(Extracted records)
────────────────

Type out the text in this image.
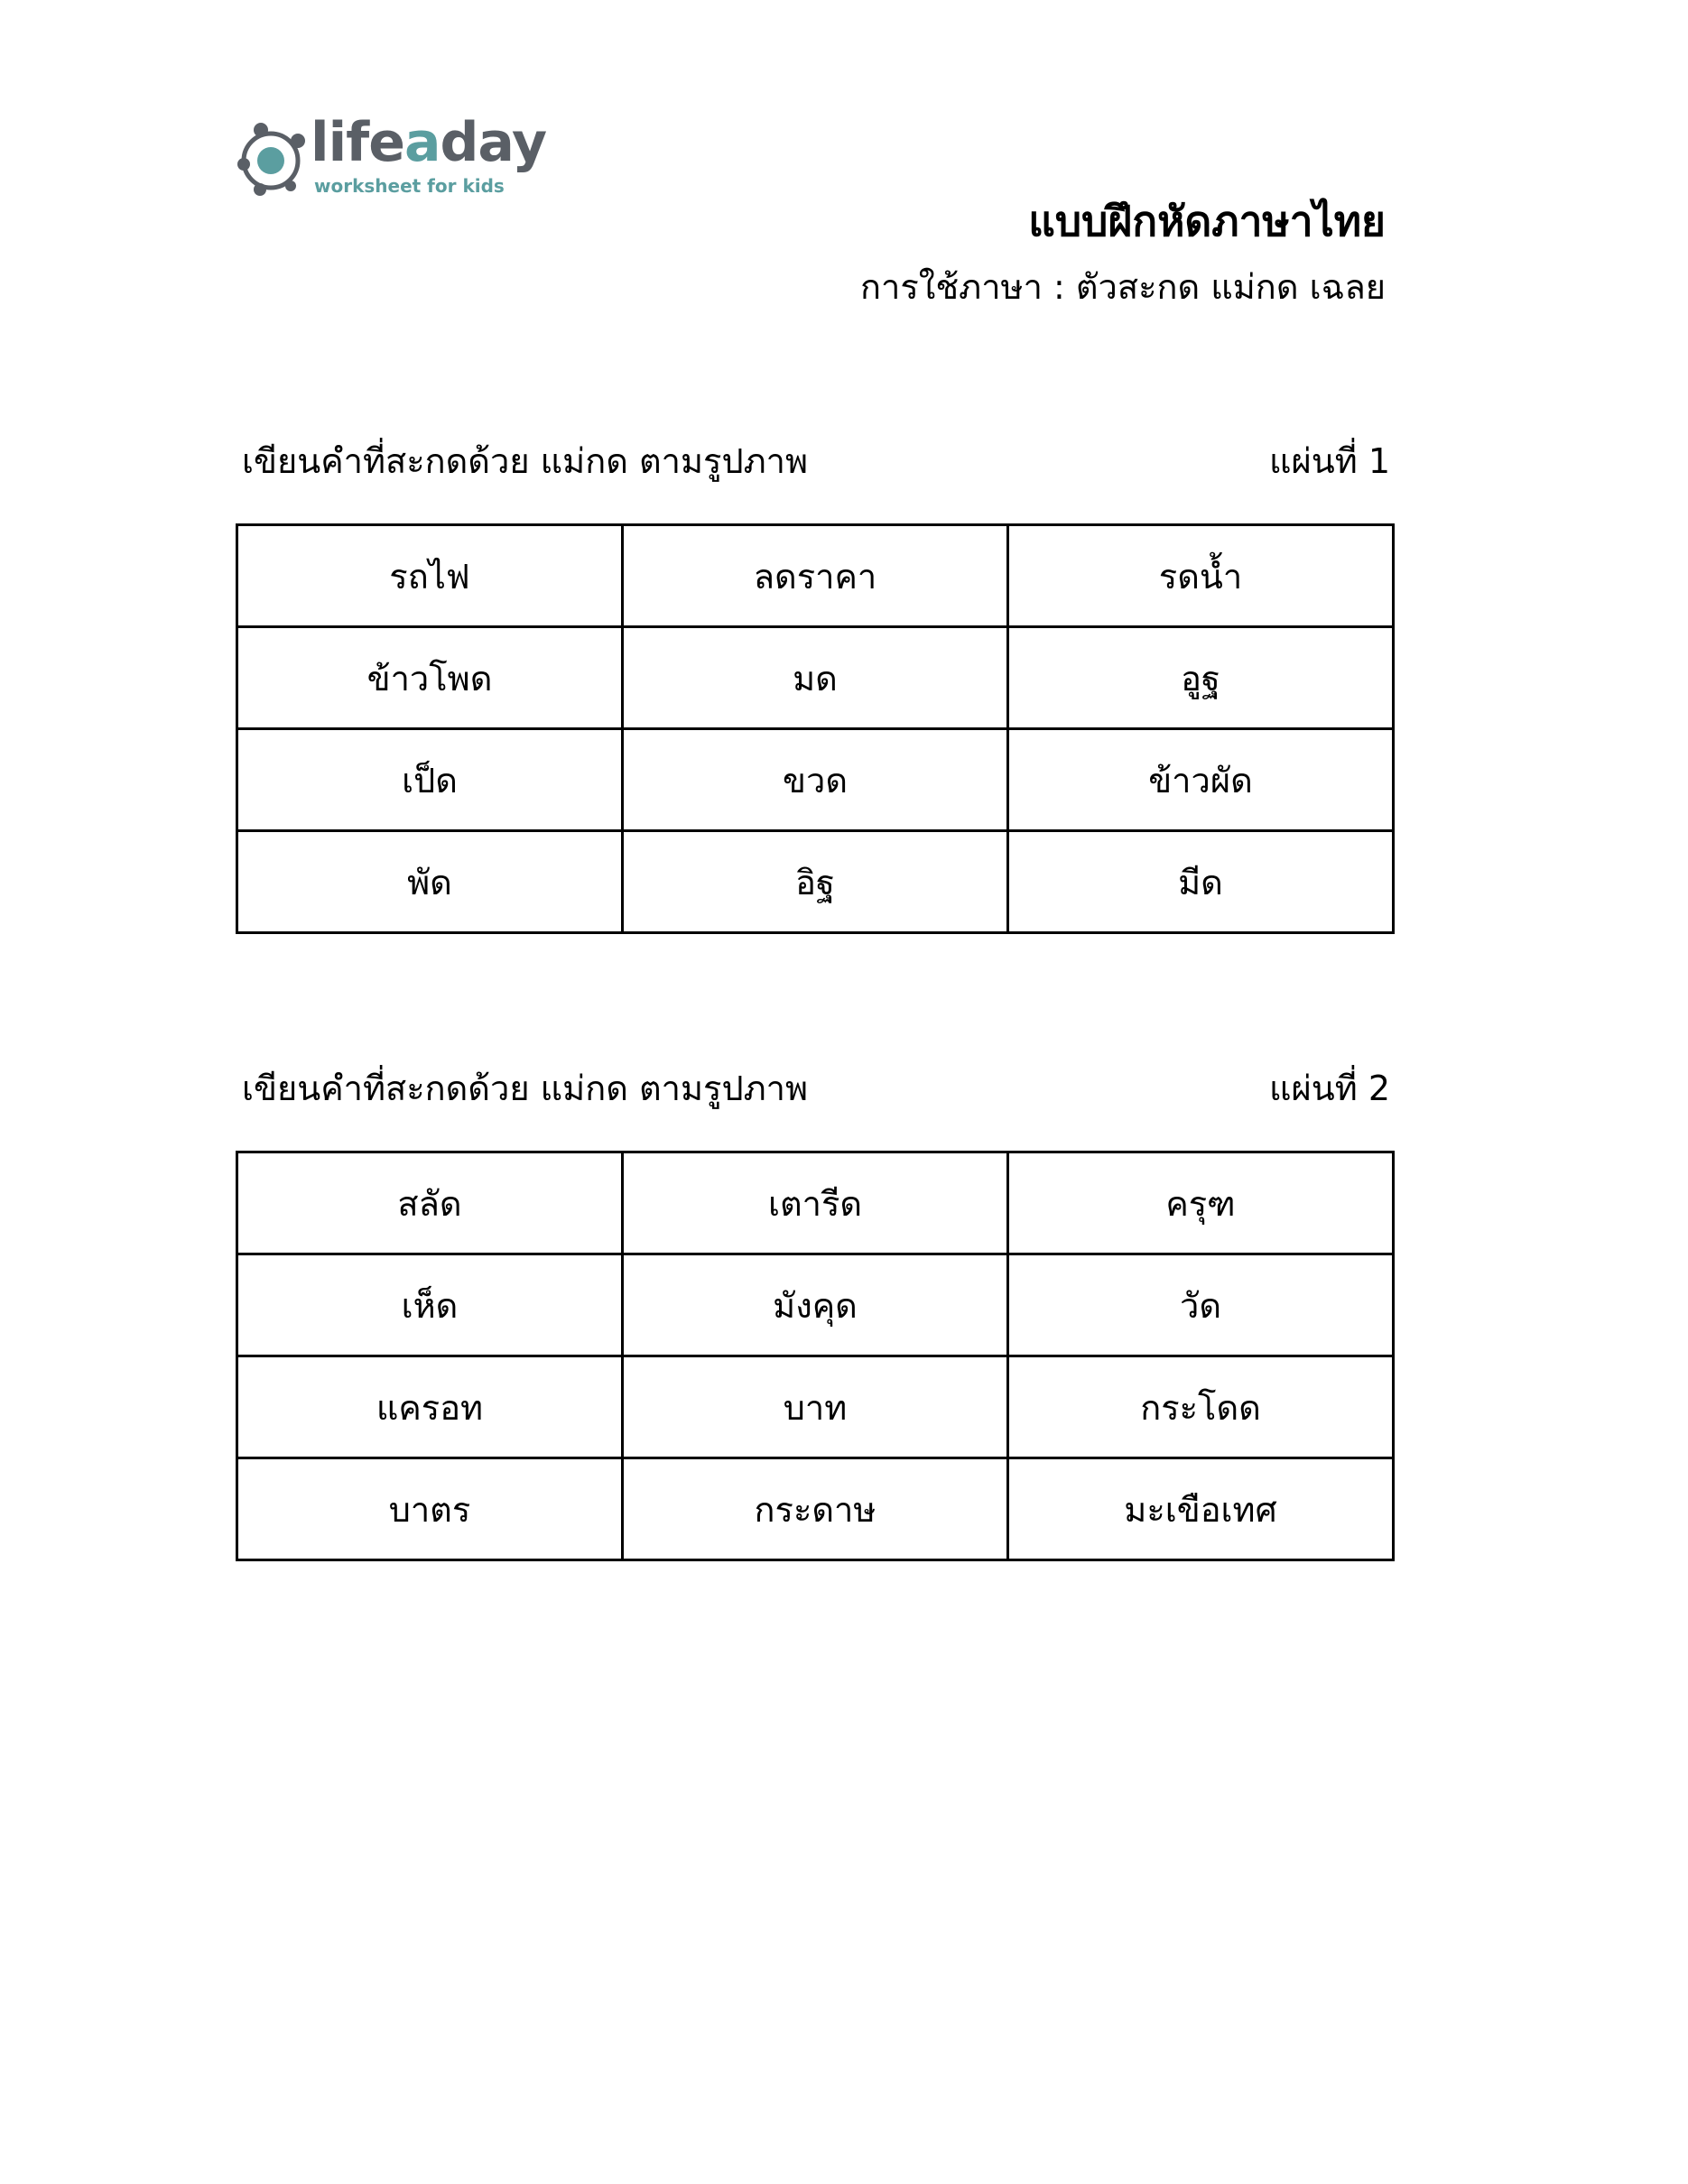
lifeaday
worksheet for kids
แบบฝึกหัดภาษาไทย
การใช้ภาษา : ตัวสะกด แม่กด เฉลย
เขียนคำที่สะกดด้วย แม่กด ตามรูปภาพ	แผ่นที่ 1
รถไฟ	ลดราคา	รดน้ำ
ข้าวโพด	มด	อูฐ
เป็ด	ขวด	ข้าวผัด
พัด	อิฐ	มีด
เขียนคำที่สะกดด้วย แม่กด ตามรูปภาพ	แผ่นที่ 2
สลัด	เตารีด	ครุฑ
เห็ด	มังคุด	วัด
แครอท	บาท	กระโดด
บาตร	กระดาษ	มะเขือเทศ
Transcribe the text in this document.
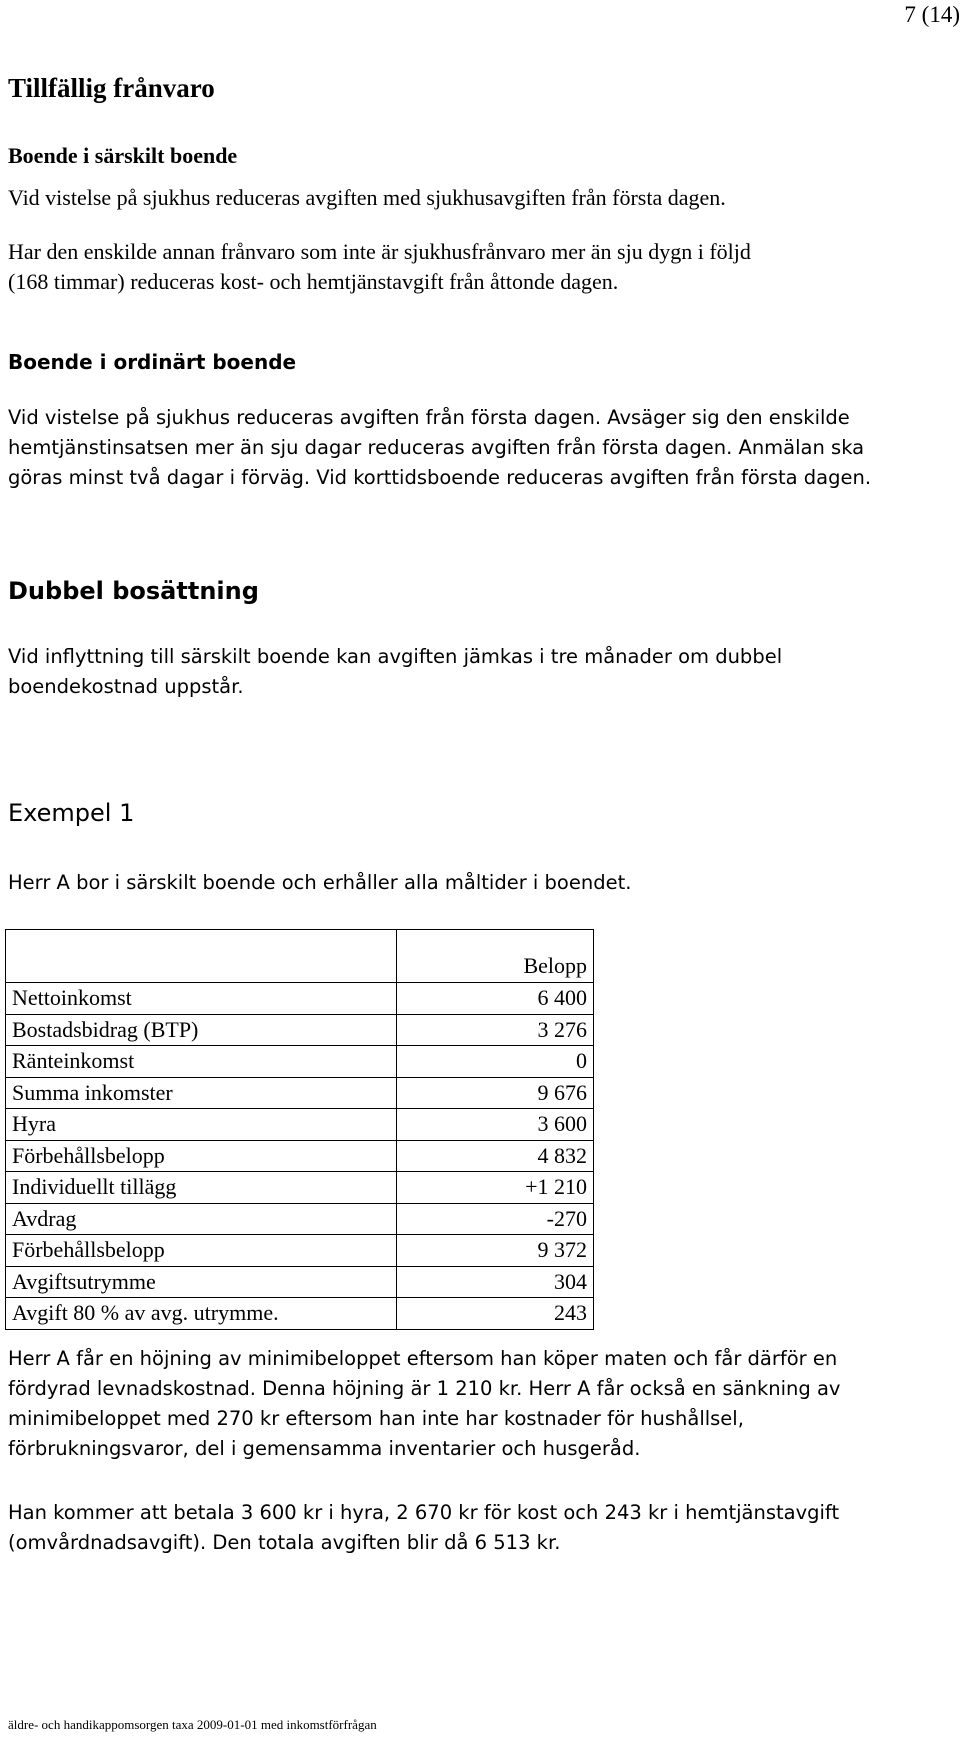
7 (14)
Tillfällig frånvaro
Boende i särskilt boende

Vid vistelse på sjukhus reduceras avgiften med sjukhusavgiften från första dagen.

Har den enskilde annan frånvaro som inte är sjukhusfrånvaro mer än sju dygn i följd
(168 timmar) reduceras kost- och hemtjänstavgift från åttonde dagen.
Boende i ordinärt boende
Vid vistelse på sjukhus reduceras avgiften från första dagen. Avsäger sig den enskilde
hemtjänstinsatsen mer än sju dagar reduceras avgiften från första dagen. Anmälan ska
göras minst två dagar i förväg. Vid korttidsboende reduceras avgiften från första dagen.
Dubbel bosättning
Vid inflyttning till särskilt boende kan avgiften jämkas i tre månader om dubbel
boendekostnad uppstår.
Exempel 1

Herr A bor i särskilt boende och erhåller alla måltider i boendet.

	Belopp
Nettoinkomst	6 400
Bostadsbidrag (BTP)	3 276
Ränteinkomst	0
Summa inkomster	9 676
Hyra	3 600
Förbehållsbelopp	4 832
Individuellt tillägg	+1 210
Avdrag	-270
Förbehållsbelopp	9 372
Avgiftsutrymme	304
Avgift 80 % av avg. utrymme.	243
Herr A får en höjning av minimibeloppet eftersom han köper maten och får därför en
fördyrad levnadskostnad. Denna höjning är 1 210 kr. Herr A får också en sänkning av
minimibeloppet med 270 kr eftersom han inte har kostnader för hushållsel,
förbrukningsvaror, del i gemensamma inventarier och husgeråd.
Han kommer att betala 3 600 kr i hyra, 2 670 kr för kost och 243 kr i hemtjänstavgift
(omvårdnadsavgift). Den totala avgiften blir då 6 513 kr.
äldre- och handikappomsorgen taxa 2009-01-01 med inkomstförfrågan
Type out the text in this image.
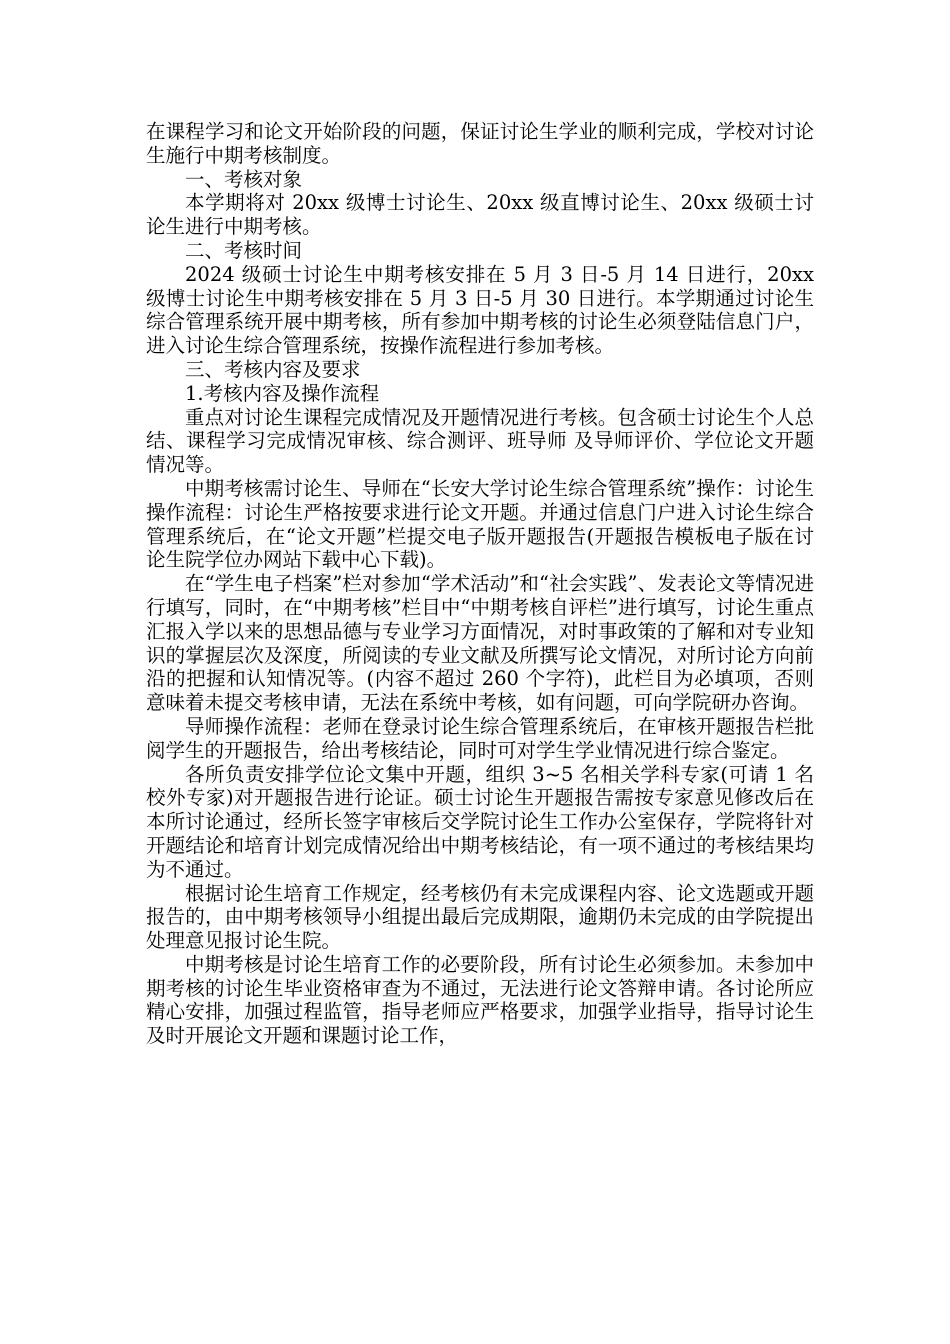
在课程学习和论文开始阶段的问题，保证讨论生学业的顺利完成，学校对讨论生施行中期考核制度。

一、考核对象

本学期将对 20xx 级博士讨论生、20xx 级直博讨论生、20xx 级硕士讨论生进行中期考核。

二、考核时间

2024 级硕士讨论生中期考核安排在 5 月 3 日-5 月 14 日进行，20xx 级博士讨论生中期考核安排在 5 月 3 日-5 月 30 日进行。本学期通过讨论生综合管理系统开展中期考核，所有参加中期考核的讨论生必须登陆信息门户，进入讨论生综合管理系统，按操作流程进行参加考核。

三、考核内容及要求

1.考核内容及操作流程

重点对讨论生课程完成情况及开题情况进行考核。包含硕士讨论生个人总结、课程学习完成情况审核、综合测评、班导师 及导师评价、学位论文开题情况等。

中期考核需讨论生、导师在“长安大学讨论生综合管理系统”操作：讨论生操作流程：讨论生严格按要求进行论文开题。并通过信息门户进入讨论生综合管理系统后，在“论文开题”栏提交电子版开题报告(开题报告模板电子版在讨论生院学位办网站下载中心下载)。

在“学生电子档案”栏对参加“学术活动”和“社会实践”、发表论文等情况进行填写，同时，在“中期考核”栏目中“中期考核自评栏”进行填写，讨论生重点汇报入学以来的思想品德与专业学习方面情况，对时事政策的了解和对专业知识的掌握层次及深度，所阅读的专业文献及所撰写论文情况，对所讨论方向前沿的把握和认知情况等。(内容不超过 260 个字符)，此栏目为必填项，否则意味着未提交考核申请，无法在系统中考核，如有问题，可向学院研办咨询。

导师操作流程：老师在登录讨论生综合管理系统后，在审核开题报告栏批阅学生的开题报告，给出考核结论，同时可对学生学业情况进行综合鉴定。

各所负责安排学位论文集中开题，组织 3~5 名相关学科专家(可请 1 名校外专家)对开题报告进行论证。硕士讨论生开题报告需按专家意见修改后在本所讨论通过，经所长签字审核后交学院讨论生工作办公室保存，学院将针对开题结论和培育计划完成情况给出中期考核结论，有一项不通过的考核结果均为不通过。

根据讨论生培育工作规定，经考核仍有未完成课程内容、论文选题或开题报告的，由中期考核领导小组提出最后完成期限，逾期仍未完成的由学院提出处理意见报讨论生院。

中期考核是讨论生培育工作的必要阶段，所有讨论生必须参加。未参加中期考核的讨论生毕业资格审查为不通过，无法进行论文答辩申请。各讨论所应精心安排，加强过程监管，指导老师应严格要求，加强学业指导，指导讨论生及时开展论文开题和课题讨论工作，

────────────────

# [PROBLEM TO SOLVE]
Where a line above contains the string "vistelse", copy that line.

# [SOLUTION TO THIS EXERCISE]
Vid vistelse på sjukhus reduceras avgiften med sjukhusavgiften från första dagen.
Vid vistelse på sjukhus reduceras avgiften från första dagen. Avsäger sig den enskilde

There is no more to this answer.